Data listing
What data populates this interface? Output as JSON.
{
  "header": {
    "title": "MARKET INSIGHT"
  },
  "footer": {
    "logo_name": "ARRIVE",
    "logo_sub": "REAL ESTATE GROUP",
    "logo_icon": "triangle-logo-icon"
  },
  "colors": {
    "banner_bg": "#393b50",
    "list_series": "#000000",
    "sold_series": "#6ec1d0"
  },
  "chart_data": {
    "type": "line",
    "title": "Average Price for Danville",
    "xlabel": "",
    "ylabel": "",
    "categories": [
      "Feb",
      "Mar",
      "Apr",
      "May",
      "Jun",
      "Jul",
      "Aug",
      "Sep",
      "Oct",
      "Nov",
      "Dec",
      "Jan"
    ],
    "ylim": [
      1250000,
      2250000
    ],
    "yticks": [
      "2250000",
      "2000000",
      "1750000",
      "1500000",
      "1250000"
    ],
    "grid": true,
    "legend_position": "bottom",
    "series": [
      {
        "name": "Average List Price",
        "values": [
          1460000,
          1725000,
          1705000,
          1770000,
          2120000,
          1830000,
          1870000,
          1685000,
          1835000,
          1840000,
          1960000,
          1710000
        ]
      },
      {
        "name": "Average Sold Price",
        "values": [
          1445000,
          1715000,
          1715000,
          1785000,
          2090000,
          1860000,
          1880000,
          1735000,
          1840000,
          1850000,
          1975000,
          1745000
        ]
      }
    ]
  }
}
...
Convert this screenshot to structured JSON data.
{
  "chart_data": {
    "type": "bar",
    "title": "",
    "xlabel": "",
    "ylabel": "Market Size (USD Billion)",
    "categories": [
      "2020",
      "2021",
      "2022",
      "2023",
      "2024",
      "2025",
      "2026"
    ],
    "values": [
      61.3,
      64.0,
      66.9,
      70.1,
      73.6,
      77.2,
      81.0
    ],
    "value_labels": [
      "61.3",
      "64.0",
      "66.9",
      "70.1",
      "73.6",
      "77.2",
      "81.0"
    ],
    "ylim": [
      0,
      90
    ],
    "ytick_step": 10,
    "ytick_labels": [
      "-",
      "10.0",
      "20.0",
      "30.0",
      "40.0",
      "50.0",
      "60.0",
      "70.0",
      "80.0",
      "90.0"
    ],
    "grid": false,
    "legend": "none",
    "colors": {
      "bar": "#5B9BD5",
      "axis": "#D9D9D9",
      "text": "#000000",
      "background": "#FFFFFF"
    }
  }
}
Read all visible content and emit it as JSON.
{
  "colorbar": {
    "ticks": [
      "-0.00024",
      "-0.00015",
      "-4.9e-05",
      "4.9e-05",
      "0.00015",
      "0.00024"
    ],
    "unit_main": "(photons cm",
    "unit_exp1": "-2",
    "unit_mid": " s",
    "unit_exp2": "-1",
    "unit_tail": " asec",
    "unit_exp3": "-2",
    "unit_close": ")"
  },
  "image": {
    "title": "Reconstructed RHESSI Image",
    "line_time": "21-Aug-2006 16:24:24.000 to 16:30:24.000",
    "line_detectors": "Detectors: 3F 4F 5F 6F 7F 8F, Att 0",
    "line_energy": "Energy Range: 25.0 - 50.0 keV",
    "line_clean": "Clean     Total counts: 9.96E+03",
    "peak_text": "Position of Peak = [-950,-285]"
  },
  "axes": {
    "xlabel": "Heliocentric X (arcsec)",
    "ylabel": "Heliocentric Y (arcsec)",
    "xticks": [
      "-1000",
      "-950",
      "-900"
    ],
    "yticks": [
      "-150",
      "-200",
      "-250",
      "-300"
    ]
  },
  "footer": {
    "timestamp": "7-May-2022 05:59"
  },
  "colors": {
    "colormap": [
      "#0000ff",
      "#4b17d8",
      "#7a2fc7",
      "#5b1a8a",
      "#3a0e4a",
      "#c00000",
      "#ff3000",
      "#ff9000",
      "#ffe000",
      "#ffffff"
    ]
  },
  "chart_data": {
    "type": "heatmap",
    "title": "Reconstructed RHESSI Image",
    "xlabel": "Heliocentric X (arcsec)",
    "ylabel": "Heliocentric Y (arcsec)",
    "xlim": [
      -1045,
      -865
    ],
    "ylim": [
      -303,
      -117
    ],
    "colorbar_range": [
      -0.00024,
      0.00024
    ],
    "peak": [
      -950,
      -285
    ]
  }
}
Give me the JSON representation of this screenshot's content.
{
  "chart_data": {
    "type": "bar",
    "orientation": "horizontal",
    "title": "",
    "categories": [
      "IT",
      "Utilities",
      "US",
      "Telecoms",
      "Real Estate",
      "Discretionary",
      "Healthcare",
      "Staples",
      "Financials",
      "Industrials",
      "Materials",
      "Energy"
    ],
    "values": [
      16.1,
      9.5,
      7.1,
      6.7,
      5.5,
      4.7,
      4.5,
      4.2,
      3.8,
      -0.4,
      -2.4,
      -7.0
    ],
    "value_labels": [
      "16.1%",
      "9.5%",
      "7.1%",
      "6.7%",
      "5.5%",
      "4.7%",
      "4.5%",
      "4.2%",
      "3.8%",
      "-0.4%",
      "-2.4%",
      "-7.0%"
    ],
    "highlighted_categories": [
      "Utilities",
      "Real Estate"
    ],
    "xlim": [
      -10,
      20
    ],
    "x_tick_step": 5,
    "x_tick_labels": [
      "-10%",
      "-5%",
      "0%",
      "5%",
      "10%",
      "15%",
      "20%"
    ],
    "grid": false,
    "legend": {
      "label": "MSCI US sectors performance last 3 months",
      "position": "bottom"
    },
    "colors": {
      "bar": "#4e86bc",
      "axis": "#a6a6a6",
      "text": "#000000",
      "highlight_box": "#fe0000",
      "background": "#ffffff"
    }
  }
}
...
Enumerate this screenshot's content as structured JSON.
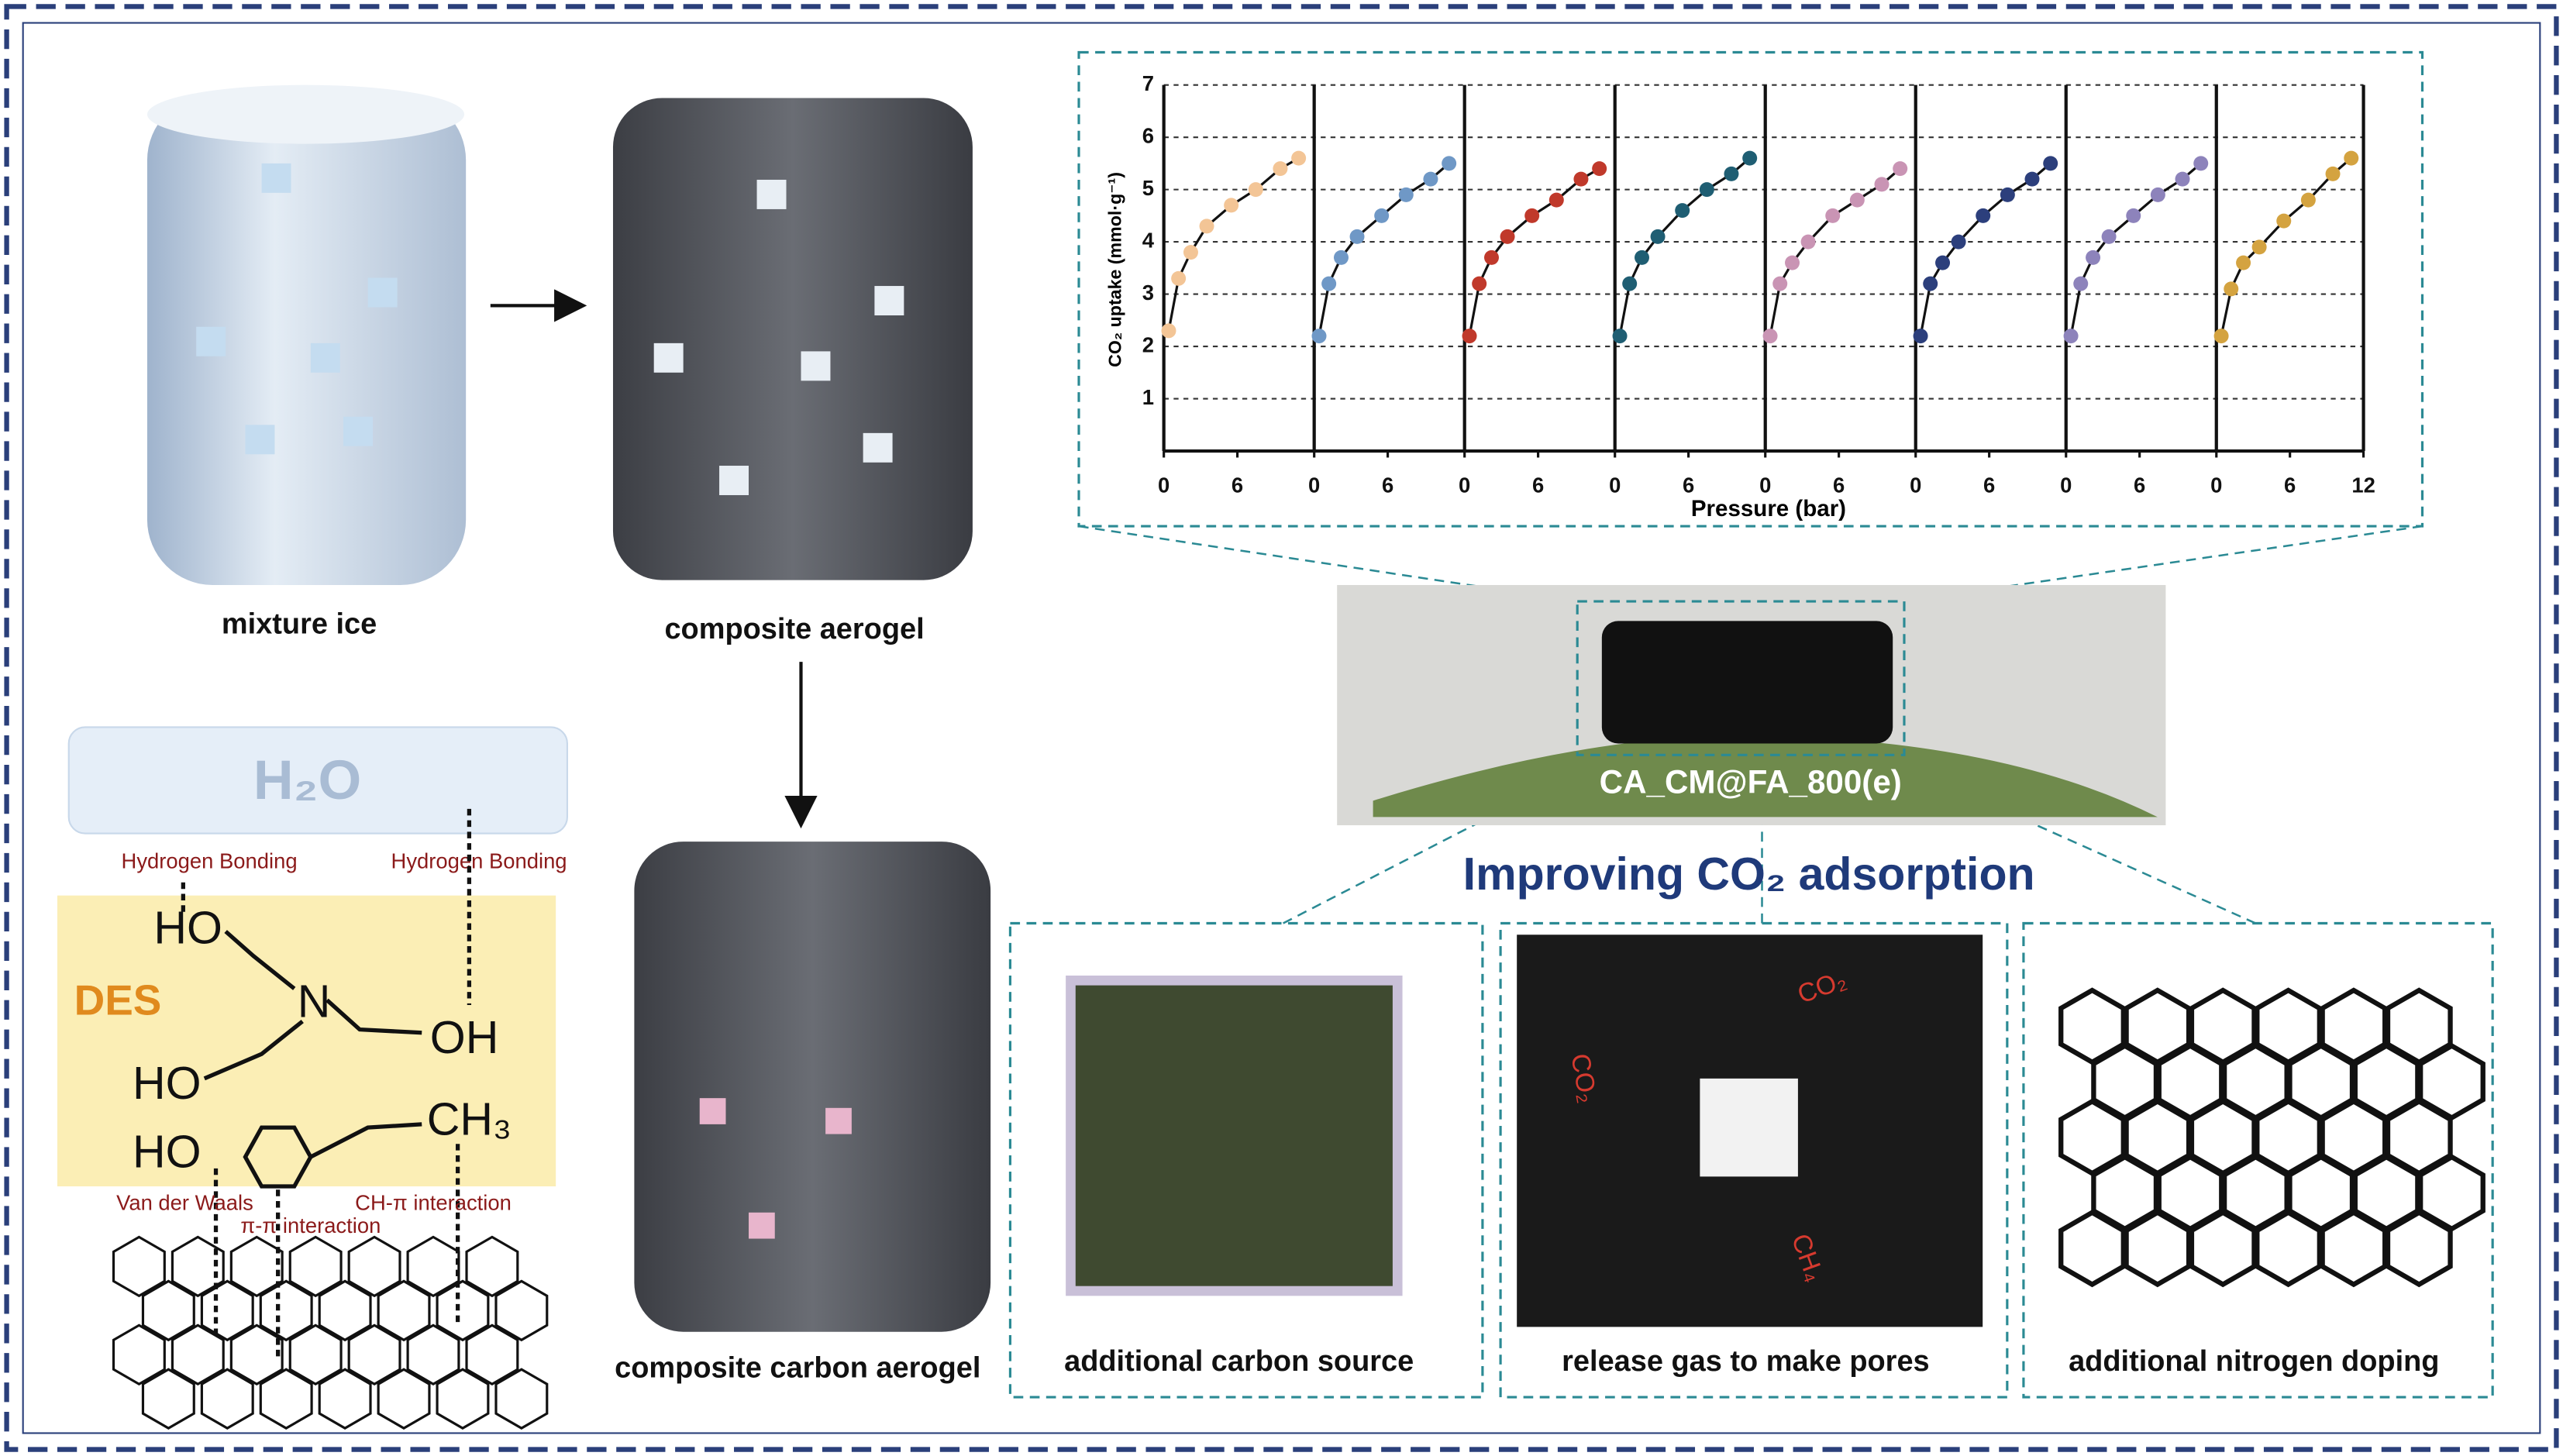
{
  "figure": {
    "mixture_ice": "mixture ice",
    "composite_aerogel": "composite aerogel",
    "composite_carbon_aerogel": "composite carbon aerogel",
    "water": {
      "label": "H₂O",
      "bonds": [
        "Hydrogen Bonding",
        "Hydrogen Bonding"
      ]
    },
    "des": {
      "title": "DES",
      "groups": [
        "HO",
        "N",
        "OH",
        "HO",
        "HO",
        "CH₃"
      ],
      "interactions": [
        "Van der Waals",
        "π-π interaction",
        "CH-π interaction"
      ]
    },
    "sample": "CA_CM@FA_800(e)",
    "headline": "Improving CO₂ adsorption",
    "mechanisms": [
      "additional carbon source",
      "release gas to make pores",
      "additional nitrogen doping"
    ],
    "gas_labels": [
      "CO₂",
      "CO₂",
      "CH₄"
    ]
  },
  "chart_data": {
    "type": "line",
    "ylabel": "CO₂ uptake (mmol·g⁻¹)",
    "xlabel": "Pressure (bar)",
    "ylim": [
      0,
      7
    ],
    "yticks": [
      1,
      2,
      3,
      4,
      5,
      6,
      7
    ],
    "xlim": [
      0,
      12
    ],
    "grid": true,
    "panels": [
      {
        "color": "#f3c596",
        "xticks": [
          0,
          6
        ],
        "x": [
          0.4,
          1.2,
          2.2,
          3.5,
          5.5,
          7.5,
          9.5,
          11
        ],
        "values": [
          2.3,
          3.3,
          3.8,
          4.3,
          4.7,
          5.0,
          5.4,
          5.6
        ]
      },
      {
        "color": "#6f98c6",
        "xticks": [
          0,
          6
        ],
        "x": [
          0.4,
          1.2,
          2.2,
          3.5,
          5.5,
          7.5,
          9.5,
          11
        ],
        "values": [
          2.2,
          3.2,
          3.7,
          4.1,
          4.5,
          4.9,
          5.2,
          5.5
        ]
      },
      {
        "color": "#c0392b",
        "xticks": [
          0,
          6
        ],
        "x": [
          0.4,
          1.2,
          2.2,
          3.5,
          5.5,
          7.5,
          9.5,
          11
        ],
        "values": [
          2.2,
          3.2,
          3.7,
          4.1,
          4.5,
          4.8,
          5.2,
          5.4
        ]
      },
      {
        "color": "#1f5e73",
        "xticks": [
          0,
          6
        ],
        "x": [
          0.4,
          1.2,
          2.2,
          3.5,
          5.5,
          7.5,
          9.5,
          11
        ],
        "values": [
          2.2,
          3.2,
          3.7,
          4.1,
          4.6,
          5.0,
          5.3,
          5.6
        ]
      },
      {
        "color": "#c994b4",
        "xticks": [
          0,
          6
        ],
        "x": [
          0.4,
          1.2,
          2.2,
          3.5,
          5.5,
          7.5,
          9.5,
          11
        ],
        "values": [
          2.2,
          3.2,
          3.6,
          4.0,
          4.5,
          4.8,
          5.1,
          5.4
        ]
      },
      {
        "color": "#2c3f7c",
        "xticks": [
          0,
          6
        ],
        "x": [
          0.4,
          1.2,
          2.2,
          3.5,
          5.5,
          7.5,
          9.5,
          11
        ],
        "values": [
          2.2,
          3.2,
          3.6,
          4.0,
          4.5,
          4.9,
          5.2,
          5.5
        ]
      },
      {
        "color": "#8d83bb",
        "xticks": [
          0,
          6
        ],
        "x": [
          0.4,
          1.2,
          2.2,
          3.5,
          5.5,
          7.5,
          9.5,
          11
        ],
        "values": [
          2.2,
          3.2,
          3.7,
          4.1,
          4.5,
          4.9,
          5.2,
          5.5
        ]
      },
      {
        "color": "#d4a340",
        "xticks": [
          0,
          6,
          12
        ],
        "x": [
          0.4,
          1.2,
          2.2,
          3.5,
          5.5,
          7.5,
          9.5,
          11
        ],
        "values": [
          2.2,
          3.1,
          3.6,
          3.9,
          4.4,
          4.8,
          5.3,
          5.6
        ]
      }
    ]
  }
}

* [What is needed] Your task is to list each line of the records with the word "bottom".

* [Result of this task]
    "legend_position": "bottom",
      "position": "bottom"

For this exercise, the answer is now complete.